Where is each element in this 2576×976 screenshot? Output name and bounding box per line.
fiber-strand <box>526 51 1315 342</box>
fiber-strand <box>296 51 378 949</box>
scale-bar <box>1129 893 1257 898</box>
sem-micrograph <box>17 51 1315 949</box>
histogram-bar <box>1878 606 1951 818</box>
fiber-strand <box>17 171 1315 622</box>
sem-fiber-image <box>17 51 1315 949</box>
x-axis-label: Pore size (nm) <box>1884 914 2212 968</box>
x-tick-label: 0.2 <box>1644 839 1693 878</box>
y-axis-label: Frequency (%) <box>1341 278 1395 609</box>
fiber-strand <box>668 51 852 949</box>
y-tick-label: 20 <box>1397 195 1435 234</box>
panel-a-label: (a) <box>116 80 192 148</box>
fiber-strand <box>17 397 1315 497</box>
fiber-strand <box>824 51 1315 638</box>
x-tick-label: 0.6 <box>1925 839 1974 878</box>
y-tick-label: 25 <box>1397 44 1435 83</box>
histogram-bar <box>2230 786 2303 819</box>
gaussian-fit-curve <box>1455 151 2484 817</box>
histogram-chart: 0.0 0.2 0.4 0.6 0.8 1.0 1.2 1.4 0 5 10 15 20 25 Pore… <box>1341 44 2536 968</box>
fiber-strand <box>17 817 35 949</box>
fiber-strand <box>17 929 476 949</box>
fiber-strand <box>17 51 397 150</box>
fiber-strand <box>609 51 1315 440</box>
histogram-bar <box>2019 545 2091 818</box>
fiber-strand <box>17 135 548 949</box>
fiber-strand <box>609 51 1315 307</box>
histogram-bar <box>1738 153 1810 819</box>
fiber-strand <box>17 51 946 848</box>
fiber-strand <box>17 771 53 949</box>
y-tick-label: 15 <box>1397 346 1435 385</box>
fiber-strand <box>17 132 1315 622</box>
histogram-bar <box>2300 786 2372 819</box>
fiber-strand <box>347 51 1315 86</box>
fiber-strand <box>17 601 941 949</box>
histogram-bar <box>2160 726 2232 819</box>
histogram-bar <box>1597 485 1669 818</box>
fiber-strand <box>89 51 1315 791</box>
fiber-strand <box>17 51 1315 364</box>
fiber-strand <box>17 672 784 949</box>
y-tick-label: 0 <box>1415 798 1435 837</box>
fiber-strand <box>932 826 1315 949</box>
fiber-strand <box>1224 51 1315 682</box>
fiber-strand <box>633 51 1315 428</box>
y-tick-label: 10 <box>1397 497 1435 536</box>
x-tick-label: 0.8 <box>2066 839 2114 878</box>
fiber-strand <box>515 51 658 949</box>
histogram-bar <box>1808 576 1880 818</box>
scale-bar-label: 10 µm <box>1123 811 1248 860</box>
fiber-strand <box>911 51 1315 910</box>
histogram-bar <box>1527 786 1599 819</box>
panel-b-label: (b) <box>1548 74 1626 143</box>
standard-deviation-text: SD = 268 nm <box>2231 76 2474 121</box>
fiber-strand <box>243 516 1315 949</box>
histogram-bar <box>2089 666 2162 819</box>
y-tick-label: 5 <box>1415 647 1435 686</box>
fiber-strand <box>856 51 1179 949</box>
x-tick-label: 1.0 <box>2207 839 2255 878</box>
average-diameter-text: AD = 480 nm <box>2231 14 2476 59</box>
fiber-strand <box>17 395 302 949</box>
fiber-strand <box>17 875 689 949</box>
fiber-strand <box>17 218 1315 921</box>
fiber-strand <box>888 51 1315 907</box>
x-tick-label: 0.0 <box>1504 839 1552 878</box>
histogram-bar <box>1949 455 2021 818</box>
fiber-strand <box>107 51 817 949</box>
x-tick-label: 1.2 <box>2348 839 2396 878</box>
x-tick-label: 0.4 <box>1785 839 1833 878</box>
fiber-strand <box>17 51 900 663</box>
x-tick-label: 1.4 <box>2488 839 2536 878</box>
------------------------------------
- Aim:
Can you reproduce everything from the first line of the records down to the line containing "histogram-chart: 0.0 0.2", including both of those lines?

- Task solution:
Where is each element in this 2576×976 screenshot? Output name and bounding box per line.
fiber-strand <box>526 51 1315 342</box>
fiber-strand <box>296 51 378 949</box>
scale-bar <box>1129 893 1257 898</box>
sem-micrograph <box>17 51 1315 949</box>
histogram-bar <box>1878 606 1951 818</box>
fiber-strand <box>17 171 1315 622</box>
sem-fiber-image <box>17 51 1315 949</box>
x-axis-label: Pore size (nm) <box>1884 914 2212 968</box>
x-tick-label: 0.2 <box>1644 839 1693 878</box>
y-axis-label: Frequency (%) <box>1341 278 1395 609</box>
fiber-strand <box>668 51 852 949</box>
y-tick-label: 20 <box>1397 195 1435 234</box>
panel-a-label: (a) <box>116 80 192 148</box>
fiber-strand <box>17 397 1315 497</box>
fiber-strand <box>824 51 1315 638</box>
x-tick-label: 0.6 <box>1925 839 1974 878</box>
y-tick-label: 25 <box>1397 44 1435 83</box>
histogram-bar <box>2230 786 2303 819</box>
gaussian-fit-curve <box>1455 151 2484 817</box>
histogram-chart: 0.0 0.2 0.4 0.6 0.8 1.0 1.2 1.4 0 5 10 15 20 25 Pore… <box>1341 44 2536 968</box>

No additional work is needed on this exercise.